— begin —

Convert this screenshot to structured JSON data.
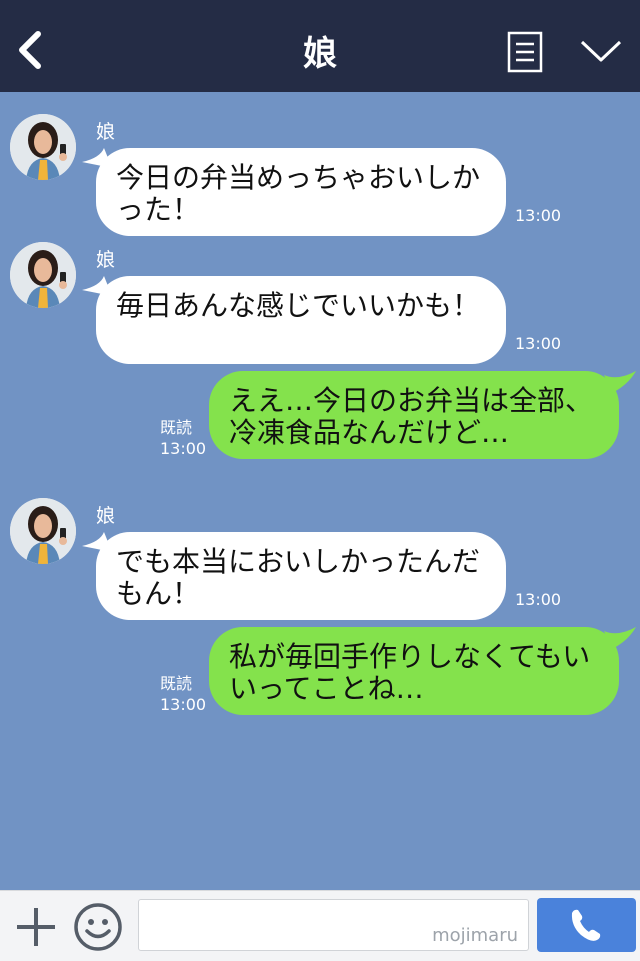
{
  "header": {
    "title": "娘"
  },
  "messages": [
    {
      "sender": "娘",
      "text": "今日の弁当めっちゃおいしかった！",
      "time": "13:00"
    },
    {
      "sender": "娘",
      "text": "毎日あんな感じでいいかも！",
      "time": "13:00"
    },
    {
      "read": "既読",
      "text": "ええ…今日のお弁当は全部、冷凍食品なんだけど…",
      "time": "13:00"
    },
    {
      "sender": "娘",
      "text": "でも本当においしかったんだもん！",
      "time": "13:00"
    },
    {
      "read": "既読",
      "text": "私が毎回手作りしなくてもいいってことね…",
      "time": "13:00"
    }
  ],
  "input": {
    "watermark": "mojimaru"
  },
  "colors": {
    "header_bg": "#242c45",
    "chat_bg": "#7193c4",
    "incoming_bubble": "#ffffff",
    "outgoing_bubble": "#84e24c",
    "call_button": "#4a82db"
  },
  "icons": [
    "back-icon",
    "memo-icon",
    "chevron-down-icon",
    "plus-icon",
    "smiley-icon",
    "phone-icon"
  ]
}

— end —

Write out each entry exactly as given, but skip the pictures.

Convert this screenshot to structured JSON data.
{
  "header": {
    "title": "娘"
  },
  "messages": [
    {
      "sender": "娘",
      "text": "今日の弁当めっちゃおいしかった！",
      "time": "13:00"
    },
    {
      "sender": "娘",
      "text": "毎日あんな感じでいいかも！",
      "time": "13:00"
    },
    {
      "read": "既読",
      "text": "ええ…今日のお弁当は全部、冷凍食品なんだけど…",
      "time": "13:00"
    },
    {
      "sender": "娘",
      "text": "でも本当においしかったんだもん！",
      "time": "13:00"
    },
    {
      "read": "既読",
      "text": "私が毎回手作りしなくてもいいってことね…",
      "time": "13:00"
    }
  ],
  "input": {
    "watermark": "mojimaru"
  },
  "colors": {
    "header_bg": "#242c45",
    "chat_bg": "#7193c4",
    "incoming_bubble": "#ffffff",
    "outgoing_bubble": "#84e24c",
    "call_button": "#4a82db"
  },
  "icons": [
    "back-icon",
    "memo-icon",
    "chevron-down-icon",
    "plus-icon",
    "smiley-icon",
    "phone-icon"
  ]
}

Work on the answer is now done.